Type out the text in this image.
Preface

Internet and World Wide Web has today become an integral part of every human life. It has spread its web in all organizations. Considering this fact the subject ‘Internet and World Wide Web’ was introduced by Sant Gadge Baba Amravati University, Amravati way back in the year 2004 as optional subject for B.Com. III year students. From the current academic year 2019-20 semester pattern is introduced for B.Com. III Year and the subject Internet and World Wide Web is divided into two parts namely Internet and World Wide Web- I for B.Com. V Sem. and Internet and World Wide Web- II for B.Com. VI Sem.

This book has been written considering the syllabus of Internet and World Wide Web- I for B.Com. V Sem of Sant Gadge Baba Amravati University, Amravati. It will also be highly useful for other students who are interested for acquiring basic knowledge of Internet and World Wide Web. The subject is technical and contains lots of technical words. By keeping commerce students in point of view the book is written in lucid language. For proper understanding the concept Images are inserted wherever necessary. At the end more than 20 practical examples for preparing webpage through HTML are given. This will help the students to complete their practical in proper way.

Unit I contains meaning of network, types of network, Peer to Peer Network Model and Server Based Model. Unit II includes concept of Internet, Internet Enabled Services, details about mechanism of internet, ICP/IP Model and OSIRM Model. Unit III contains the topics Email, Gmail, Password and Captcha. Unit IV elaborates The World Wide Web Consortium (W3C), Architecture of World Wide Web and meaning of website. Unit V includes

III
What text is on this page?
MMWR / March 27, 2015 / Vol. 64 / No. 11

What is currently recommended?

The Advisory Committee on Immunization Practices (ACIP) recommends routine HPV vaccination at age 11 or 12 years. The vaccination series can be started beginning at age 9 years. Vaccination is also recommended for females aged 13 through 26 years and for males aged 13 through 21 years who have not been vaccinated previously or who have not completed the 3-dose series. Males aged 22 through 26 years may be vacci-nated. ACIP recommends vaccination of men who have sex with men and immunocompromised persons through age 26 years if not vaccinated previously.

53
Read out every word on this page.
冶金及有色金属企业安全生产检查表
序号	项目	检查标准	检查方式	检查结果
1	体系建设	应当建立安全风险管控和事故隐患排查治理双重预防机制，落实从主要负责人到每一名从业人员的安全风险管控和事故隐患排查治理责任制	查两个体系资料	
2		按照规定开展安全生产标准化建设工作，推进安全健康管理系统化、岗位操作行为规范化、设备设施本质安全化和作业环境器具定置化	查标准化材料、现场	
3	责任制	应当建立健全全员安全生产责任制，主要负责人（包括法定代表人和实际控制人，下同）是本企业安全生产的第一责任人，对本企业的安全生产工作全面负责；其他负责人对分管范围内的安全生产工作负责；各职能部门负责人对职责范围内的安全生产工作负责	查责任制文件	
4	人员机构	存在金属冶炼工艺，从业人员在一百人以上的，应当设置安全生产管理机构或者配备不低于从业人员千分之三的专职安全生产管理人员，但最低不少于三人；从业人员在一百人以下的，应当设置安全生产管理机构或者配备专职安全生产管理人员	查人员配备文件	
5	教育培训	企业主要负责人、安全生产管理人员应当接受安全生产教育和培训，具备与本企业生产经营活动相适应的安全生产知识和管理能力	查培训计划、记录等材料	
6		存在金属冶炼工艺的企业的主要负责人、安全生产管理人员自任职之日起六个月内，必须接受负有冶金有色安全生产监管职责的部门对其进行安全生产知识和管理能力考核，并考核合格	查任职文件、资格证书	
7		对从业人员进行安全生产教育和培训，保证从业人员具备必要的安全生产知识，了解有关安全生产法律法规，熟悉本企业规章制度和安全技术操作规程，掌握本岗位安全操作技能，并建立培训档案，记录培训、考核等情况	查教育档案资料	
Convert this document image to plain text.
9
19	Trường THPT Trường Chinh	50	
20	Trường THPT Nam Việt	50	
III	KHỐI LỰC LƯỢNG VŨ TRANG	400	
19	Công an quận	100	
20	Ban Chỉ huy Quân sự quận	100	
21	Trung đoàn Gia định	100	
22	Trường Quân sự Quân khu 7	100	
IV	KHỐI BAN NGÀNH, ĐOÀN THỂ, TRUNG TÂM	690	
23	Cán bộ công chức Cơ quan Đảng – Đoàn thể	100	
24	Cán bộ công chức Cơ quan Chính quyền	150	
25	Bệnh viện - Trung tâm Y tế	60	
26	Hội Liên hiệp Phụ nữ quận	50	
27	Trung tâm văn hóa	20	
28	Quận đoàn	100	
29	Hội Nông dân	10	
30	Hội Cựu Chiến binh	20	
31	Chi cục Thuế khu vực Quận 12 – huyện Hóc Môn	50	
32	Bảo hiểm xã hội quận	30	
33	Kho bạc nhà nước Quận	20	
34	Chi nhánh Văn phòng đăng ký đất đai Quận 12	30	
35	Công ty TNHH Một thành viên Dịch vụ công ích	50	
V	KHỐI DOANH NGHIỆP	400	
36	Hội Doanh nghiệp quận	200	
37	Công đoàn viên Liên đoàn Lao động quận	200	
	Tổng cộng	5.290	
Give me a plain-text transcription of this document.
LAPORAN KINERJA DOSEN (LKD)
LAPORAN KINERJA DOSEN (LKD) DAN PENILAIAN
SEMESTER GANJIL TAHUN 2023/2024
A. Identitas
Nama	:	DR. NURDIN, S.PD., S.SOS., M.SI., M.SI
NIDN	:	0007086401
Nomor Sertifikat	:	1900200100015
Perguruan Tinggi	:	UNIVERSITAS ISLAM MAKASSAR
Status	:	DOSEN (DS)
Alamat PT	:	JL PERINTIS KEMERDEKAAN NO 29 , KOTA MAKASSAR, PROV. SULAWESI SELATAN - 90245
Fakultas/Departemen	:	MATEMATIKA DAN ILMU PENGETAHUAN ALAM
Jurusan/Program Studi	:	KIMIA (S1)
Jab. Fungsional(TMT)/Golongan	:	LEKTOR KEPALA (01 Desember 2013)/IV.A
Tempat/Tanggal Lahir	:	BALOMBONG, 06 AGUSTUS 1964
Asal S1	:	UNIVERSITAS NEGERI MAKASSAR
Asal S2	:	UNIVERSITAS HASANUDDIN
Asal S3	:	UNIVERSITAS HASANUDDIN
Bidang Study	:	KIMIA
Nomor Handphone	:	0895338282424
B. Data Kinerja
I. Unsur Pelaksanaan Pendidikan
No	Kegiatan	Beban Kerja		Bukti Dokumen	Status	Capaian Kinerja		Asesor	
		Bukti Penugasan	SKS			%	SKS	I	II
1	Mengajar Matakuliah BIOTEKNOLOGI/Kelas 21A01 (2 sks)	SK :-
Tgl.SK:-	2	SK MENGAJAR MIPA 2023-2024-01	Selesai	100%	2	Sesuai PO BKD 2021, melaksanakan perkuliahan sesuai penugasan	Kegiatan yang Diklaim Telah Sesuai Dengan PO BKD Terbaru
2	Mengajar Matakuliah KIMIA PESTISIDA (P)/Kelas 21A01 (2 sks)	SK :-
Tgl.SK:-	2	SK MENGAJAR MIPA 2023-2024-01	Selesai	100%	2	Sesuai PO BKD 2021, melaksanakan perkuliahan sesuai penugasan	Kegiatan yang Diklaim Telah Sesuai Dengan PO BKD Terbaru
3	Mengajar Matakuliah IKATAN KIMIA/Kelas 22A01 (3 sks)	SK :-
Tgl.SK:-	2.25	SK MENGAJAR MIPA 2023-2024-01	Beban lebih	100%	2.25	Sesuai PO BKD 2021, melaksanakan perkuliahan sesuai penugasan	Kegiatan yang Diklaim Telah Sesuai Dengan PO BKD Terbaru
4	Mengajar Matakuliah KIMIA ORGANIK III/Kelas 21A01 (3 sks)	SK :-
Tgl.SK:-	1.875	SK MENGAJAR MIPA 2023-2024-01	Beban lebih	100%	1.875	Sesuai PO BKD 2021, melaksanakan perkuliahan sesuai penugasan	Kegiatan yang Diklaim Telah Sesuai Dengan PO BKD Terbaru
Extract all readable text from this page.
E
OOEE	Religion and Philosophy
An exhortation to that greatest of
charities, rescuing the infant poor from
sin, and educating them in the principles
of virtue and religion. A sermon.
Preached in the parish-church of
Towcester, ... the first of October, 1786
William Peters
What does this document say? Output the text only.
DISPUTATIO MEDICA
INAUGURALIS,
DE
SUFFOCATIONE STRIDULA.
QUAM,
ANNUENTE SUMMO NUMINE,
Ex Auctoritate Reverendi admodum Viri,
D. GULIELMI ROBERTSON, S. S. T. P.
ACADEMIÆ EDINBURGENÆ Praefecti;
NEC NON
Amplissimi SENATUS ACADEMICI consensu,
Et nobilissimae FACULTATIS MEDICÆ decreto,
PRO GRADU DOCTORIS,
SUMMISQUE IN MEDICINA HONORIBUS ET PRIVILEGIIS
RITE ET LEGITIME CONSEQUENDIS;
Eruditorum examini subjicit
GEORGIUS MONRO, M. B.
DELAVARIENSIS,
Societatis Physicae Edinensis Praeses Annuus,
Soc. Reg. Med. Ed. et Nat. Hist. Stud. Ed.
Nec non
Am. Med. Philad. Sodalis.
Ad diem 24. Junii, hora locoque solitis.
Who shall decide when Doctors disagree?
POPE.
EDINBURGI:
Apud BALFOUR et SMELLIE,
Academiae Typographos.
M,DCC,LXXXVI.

────────────────────

TASK PROMPT
Return, unchanged, each line from the line containing "Extract all readable text from this page." through the last line of the material.

OUTPUT
Extract all readable text from this page.
E
OOEE	Religion and Philosophy
An exhortation to that greatest of
charities, rescuing the infant poor from
sin, and educating them in the principles
of virtue and religion. A sermon.
Preached in the parish-church of
Towcester, ... the first of October, 1786
William Peters
What does this document say? Output the text only.
DISPUTATIO MEDICA
INAUGURALIS,
DE
SUFFOCATIONE STRIDULA.
QUAM,
ANNUENTE SUMMO NUMINE,
Ex Auctoritate Reverendi admodum Viri,
D. GULIELMI ROBERTSON, S. S. T. P.
ACADEMIÆ EDINBURGENÆ Praefecti;
NEC NON
Amplissimi SENATUS ACADEMICI consensu,
Et nobilissimae FACULTATIS MEDICÆ decreto,
PRO GRADU DOCTORIS,
SUMMISQUE IN MEDICINA HONORIBUS ET PRIVILEGIIS
RITE ET LEGITIME CONSEQUENDIS;
Eruditorum examini subjicit
GEORGIUS MONRO, M. B.
DELAVARIENSIS,
Societatis Physicae Edinensis Praeses Annuus,
Soc. Reg. Med. Ed. et Nat. Hist. Stud. Ed.
Nec non
Am. Med. Philad. Sodalis.
Ad diem 24. Junii, hora locoque solitis.
Who shall decide when Doctors disagree?
POPE.
EDINBURGI:
Apud BALFOUR et SMELLIE,
Academiae Typographos.
M,DCC,LXXXVI.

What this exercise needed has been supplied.